Stored records
════════════════

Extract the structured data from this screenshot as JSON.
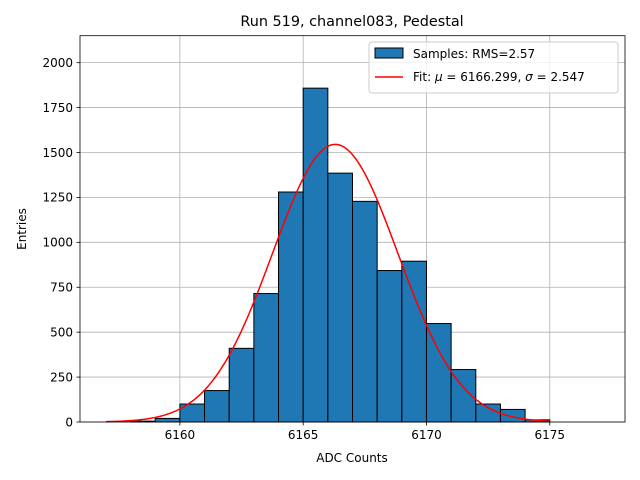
{
  "chart_data": {
    "type": "bar",
    "title": "Run 519, channel083, Pedestal",
    "xlabel": "ADC Counts",
    "ylabel": "Entries",
    "xlim": [
      6155.95,
      6178.05
    ],
    "ylim": [
      0,
      2150
    ],
    "grid": true,
    "legend_position": "top-right",
    "x_ticks": [
      6160,
      6165,
      6170,
      6175
    ],
    "y_ticks": [
      0,
      250,
      500,
      750,
      1000,
      1250,
      1500,
      1750,
      2000
    ],
    "bin_width": 1,
    "series": [
      {
        "name": "Samples: RMS=2.57",
        "kind": "histogram",
        "color": "#1f77b4",
        "edge_color": "#000000",
        "bins": [
          {
            "x0": 6158,
            "x1": 6159,
            "y": 5
          },
          {
            "x0": 6159,
            "x1": 6160,
            "y": 20
          },
          {
            "x0": 6160,
            "x1": 6161,
            "y": 100
          },
          {
            "x0": 6161,
            "x1": 6162,
            "y": 175
          },
          {
            "x0": 6162,
            "x1": 6163,
            "y": 410
          },
          {
            "x0": 6163,
            "x1": 6164,
            "y": 715
          },
          {
            "x0": 6164,
            "x1": 6165,
            "y": 1280
          },
          {
            "x0": 6165,
            "x1": 6166,
            "y": 1858
          },
          {
            "x0": 6166,
            "x1": 6167,
            "y": 1385
          },
          {
            "x0": 6167,
            "x1": 6168,
            "y": 1228
          },
          {
            "x0": 6168,
            "x1": 6169,
            "y": 843
          },
          {
            "x0": 6169,
            "x1": 6170,
            "y": 895
          },
          {
            "x0": 6170,
            "x1": 6171,
            "y": 548
          },
          {
            "x0": 6171,
            "x1": 6172,
            "y": 292
          },
          {
            "x0": 6172,
            "x1": 6173,
            "y": 100
          },
          {
            "x0": 6173,
            "x1": 6174,
            "y": 70
          },
          {
            "x0": 6174,
            "x1": 6175,
            "y": 12
          }
        ]
      },
      {
        "name": "Fit: μ = 6166.299, σ = 2.547",
        "legend_prefix": "Fit: ",
        "legend_mu": "μ",
        "legend_mid": " = 6166.299, ",
        "legend_sigma": "σ",
        "legend_suffix": " = 2.547",
        "kind": "gaussian",
        "color": "#ff0000",
        "mu": 6166.299,
        "sigma": 2.547,
        "amplitude": 1545,
        "x_range": [
          6157,
          6175
        ]
      }
    ]
  }
}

════════════════

Problem to work on:
Every record above should be transcribed exactly; the pictures stay out of the copy.

Solution below:
Extract the structured data from this screenshot as JSON.
{
  "chart_data": {
    "type": "bar",
    "title": "Run 519, channel083, Pedestal",
    "xlabel": "ADC Counts",
    "ylabel": "Entries",
    "xlim": [
      6155.95,
      6178.05
    ],
    "ylim": [
      0,
      2150
    ],
    "grid": true,
    "legend_position": "top-right",
    "x_ticks": [
      6160,
      6165,
      6170,
      6175
    ],
    "y_ticks": [
      0,
      250,
      500,
      750,
      1000,
      1250,
      1500,
      1750,
      2000
    ],
    "bin_width": 1,
    "series": [
      {
        "name": "Samples: RMS=2.57",
        "kind": "histogram",
        "color": "#1f77b4",
        "edge_color": "#000000",
        "bins": [
          {
            "x0": 6158,
            "x1": 6159,
            "y": 5
          },
          {
            "x0": 6159,
            "x1": 6160,
            "y": 20
          },
          {
            "x0": 6160,
            "x1": 6161,
            "y": 100
          },
          {
            "x0": 6161,
            "x1": 6162,
            "y": 175
          },
          {
            "x0": 6162,
            "x1": 6163,
            "y": 410
          },
          {
            "x0": 6163,
            "x1": 6164,
            "y": 715
          },
          {
            "x0": 6164,
            "x1": 6165,
            "y": 1280
          },
          {
            "x0": 6165,
            "x1": 6166,
            "y": 1858
          },
          {
            "x0": 6166,
            "x1": 6167,
            "y": 1385
          },
          {
            "x0": 6167,
            "x1": 6168,
            "y": 1228
          },
          {
            "x0": 6168,
            "x1": 6169,
            "y": 843
          },
          {
            "x0": 6169,
            "x1": 6170,
            "y": 895
          },
          {
            "x0": 6170,
            "x1": 6171,
            "y": 548
          },
          {
            "x0": 6171,
            "x1": 6172,
            "y": 292
          },
          {
            "x0": 6172,
            "x1": 6173,
            "y": 100
          },
          {
            "x0": 6173,
            "x1": 6174,
            "y": 70
          },
          {
            "x0": 6174,
            "x1": 6175,
            "y": 12
          }
        ]
      },
      {
        "name": "Fit: μ = 6166.299, σ = 2.547",
        "legend_prefix": "Fit: ",
        "legend_mu": "μ",
        "legend_mid": " = 6166.299, ",
        "legend_sigma": "σ",
        "legend_suffix": " = 2.547",
        "kind": "gaussian",
        "color": "#ff0000",
        "mu": 6166.299,
        "sigma": 2.547,
        "amplitude": 1545,
        "x_range": [
          6157,
          6175
        ]
      }
    ]
  }
}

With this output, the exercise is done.